[start]
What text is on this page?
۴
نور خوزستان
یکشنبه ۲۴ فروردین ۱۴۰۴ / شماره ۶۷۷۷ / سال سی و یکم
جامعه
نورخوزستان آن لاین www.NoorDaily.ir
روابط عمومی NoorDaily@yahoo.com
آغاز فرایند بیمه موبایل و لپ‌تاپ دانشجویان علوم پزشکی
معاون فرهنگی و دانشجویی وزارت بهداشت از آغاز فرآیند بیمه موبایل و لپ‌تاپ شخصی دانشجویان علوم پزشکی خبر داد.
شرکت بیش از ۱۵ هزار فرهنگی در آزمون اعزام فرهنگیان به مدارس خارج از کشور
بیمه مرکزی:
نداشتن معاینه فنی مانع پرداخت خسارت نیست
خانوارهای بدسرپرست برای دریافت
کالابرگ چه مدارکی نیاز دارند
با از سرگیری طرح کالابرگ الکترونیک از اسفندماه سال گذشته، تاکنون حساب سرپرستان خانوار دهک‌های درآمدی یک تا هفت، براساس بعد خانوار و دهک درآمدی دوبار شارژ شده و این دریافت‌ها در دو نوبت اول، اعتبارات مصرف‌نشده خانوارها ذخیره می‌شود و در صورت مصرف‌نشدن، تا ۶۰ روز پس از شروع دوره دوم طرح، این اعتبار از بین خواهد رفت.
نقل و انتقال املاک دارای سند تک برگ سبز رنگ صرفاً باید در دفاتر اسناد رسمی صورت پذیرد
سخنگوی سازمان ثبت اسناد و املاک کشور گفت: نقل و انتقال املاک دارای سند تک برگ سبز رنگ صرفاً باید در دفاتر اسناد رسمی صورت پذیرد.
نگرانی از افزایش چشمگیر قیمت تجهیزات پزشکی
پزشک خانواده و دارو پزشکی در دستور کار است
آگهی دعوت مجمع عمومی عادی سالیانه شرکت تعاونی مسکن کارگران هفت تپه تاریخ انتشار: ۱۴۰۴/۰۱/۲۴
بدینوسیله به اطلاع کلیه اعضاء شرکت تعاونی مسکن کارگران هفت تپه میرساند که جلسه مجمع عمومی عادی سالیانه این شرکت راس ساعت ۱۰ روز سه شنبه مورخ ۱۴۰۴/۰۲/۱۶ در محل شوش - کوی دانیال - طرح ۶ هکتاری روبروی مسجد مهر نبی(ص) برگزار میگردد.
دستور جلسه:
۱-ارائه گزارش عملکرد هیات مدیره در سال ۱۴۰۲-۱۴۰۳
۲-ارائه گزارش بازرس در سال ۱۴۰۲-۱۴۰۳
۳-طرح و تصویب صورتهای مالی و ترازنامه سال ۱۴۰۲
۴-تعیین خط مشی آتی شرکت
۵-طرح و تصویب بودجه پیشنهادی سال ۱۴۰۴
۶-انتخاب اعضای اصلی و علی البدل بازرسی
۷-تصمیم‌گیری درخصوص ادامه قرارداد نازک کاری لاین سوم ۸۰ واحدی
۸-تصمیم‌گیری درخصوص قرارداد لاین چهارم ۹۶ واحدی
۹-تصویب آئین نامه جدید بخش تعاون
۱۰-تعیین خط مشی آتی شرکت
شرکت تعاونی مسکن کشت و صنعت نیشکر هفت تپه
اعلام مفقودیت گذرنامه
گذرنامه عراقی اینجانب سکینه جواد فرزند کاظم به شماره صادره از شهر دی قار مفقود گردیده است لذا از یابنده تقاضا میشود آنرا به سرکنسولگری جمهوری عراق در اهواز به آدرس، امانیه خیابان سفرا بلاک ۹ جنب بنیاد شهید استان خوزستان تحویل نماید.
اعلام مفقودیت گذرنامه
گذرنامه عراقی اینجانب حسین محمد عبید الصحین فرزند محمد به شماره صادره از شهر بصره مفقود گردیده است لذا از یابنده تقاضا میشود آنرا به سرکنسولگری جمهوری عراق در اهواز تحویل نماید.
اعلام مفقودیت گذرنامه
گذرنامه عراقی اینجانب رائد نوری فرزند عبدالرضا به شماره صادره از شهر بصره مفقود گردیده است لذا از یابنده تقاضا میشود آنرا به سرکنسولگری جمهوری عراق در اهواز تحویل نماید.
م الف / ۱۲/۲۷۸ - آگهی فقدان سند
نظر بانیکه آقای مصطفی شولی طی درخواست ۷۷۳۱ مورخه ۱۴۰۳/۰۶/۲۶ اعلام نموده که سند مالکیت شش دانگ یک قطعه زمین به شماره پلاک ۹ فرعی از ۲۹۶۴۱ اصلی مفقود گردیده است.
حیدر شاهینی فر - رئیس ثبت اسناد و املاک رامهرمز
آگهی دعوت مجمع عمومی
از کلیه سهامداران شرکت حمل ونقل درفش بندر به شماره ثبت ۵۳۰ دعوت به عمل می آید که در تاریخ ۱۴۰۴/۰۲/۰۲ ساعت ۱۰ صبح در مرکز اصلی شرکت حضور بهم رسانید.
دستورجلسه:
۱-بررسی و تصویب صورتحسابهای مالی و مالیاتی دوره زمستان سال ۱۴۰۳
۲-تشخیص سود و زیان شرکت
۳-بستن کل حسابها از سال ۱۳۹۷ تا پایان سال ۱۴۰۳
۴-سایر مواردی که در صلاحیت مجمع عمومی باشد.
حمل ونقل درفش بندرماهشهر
[end]
The exercise →
Retype the data exactly as given.

Written response →
What text is on this page?
۴
نور خوزستان
یکشنبه ۲۴ فروردین ۱۴۰۴ / شماره ۶۷۷۷ / سال سی و یکم
جامعه
نورخوزستان آن لاین www.NoorDaily.ir
روابط عمومی NoorDaily@yahoo.com
آغاز فرایند بیمه موبایل و لپ‌تاپ دانشجویان علوم پزشکی
معاون فرهنگی و دانشجویی وزارت بهداشت از آغاز فرآیند بیمه موبایل و لپ‌تاپ شخصی دانشجویان علوم پزشکی خبر داد.
شرکت بیش از ۱۵ هزار فرهنگی در آزمون اعزام فرهنگیان به مدارس خارج از کشور
بیمه مرکزی:
نداشتن معاینه فنی مانع پرداخت خسارت نیست
خانوارهای بدسرپرست برای دریافت
کالابرگ چه مدارکی نیاز دارند
با از سرگیری طرح کالابرگ الکترونیک از اسفندماه سال گذشته، تاکنون حساب سرپرستان خانوار دهک‌های درآمدی یک تا هفت، براساس بعد خانوار و دهک درآمدی دوبار شارژ شده و این دریافت‌ها در دو نوبت اول، اعتبارات مصرف‌نشده خانوارها ذخیره می‌شود و در صورت مصرف‌نشدن، تا ۶۰ روز پس از شروع دوره دوم طرح، این اعتبار از بین خواهد رفت.
نقل و انتقال املاک دارای سند تک برگ سبز رنگ صرفاً باید در دفاتر اسناد رسمی صورت پذیرد
سخنگوی سازمان ثبت اسناد و املاک کشور گفت: نقل و انتقال املاک دارای سند تک برگ سبز رنگ صرفاً باید در دفاتر اسناد رسمی صورت پذیرد.
نگرانی از افزایش چشمگیر قیمت تجهیزات پزشکی
پزشک خانواده و دارو پزشکی در دستور کار است
آگهی دعوت مجمع عمومی عادی سالیانه شرکت تعاونی مسکن کارگران هفت تپه تاریخ انتشار: ۱۴۰۴/۰۱/۲۴
بدینوسیله به اطلاع کلیه اعضاء شرکت تعاونی مسکن کارگران هفت تپه میرساند که جلسه مجمع عمومی عادی سالیانه این شرکت راس ساعت ۱۰ روز سه شنبه مورخ ۱۴۰۴/۰۲/۱۶ در محل شوش - کوی دانیال - طرح ۶ هکتاری روبروی مسجد مهر نبی(ص) برگزار میگردد.
دستور جلسه:
۱-ارائه گزارش عملکرد هیات مدیره در سال ۱۴۰۲-۱۴۰۳
۲-ارائه گزارش بازرس در سال ۱۴۰۲-۱۴۰۳
۳-طرح و تصویب صورتهای مالی و ترازنامه سال ۱۴۰۲
۴-تعیین خط مشی آتی شرکت
۵-طرح و تصویب بودجه پیشنهادی سال ۱۴۰۴
۶-انتخاب اعضای اصلی و علی البدل بازرسی
۷-تصمیم‌گیری درخصوص ادامه قرارداد نازک کاری لاین سوم ۸۰ واحدی
۸-تصمیم‌گیری درخصوص قرارداد لاین چهارم ۹۶ واحدی
۹-تصویب آئین نامه جدید بخش تعاون
۱۰-تعیین خط مشی آتی شرکت
شرکت تعاونی مسکن کشت و صنعت نیشکر هفت تپه
اعلام مفقودیت گذرنامه
گذرنامه عراقی اینجانب سکینه جواد فرزند کاظم به شماره صادره از شهر دی قار مفقود گردیده است لذا از یابنده تقاضا میشود آنرا به سرکنسولگری جمهوری عراق در اهواز به آدرس، امانیه خیابان سفرا بلاک ۹ جنب بنیاد شهید استان خوزستان تحویل نماید.
اعلام مفقودیت گذرنامه
گذرنامه عراقی اینجانب حسین محمد عبید الصحین فرزند محمد به شماره صادره از شهر بصره مفقود گردیده است لذا از یابنده تقاضا میشود آنرا به سرکنسولگری جمهوری عراق در اهواز تحویل نماید.
اعلام مفقودیت گذرنامه
گذرنامه عراقی اینجانب رائد نوری فرزند عبدالرضا به شماره صادره از شهر بصره مفقود گردیده است لذا از یابنده تقاضا میشود آنرا به سرکنسولگری جمهوری عراق در اهواز تحویل نماید.
م الف / ۱۲/۲۷۸ - آگهی فقدان سند
نظر بانیکه آقای مصطفی شولی طی درخواست ۷۷۳۱ مورخه ۱۴۰۳/۰۶/۲۶ اعلام نموده که سند مالکیت شش دانگ یک قطعه زمین به شماره پلاک ۹ فرعی از ۲۹۶۴۱ اصلی مفقود گردیده است.
حیدر شاهینی فر - رئیس ثبت اسناد و املاک رامهرمز
آگهی دعوت مجمع عمومی
از کلیه سهامداران شرکت حمل ونقل درفش بندر به شماره ثبت ۵۳۰ دعوت به عمل می آید که در تاریخ ۱۴۰۴/۰۲/۰۲ ساعت ۱۰ صبح در مرکز اصلی شرکت حضور بهم رسانید.
دستورجلسه:
۱-بررسی و تصویب صورتحسابهای مالی و مالیاتی دوره زمستان سال ۱۴۰۳
۲-تشخیص سود و زیان شرکت
۳-بستن کل حسابها از سال ۱۳۹۷ تا پایان سال ۱۴۰۳
۴-سایر مواردی که در صلاحیت مجمع عمومی باشد.
حمل ونقل درفش بندرماهشهر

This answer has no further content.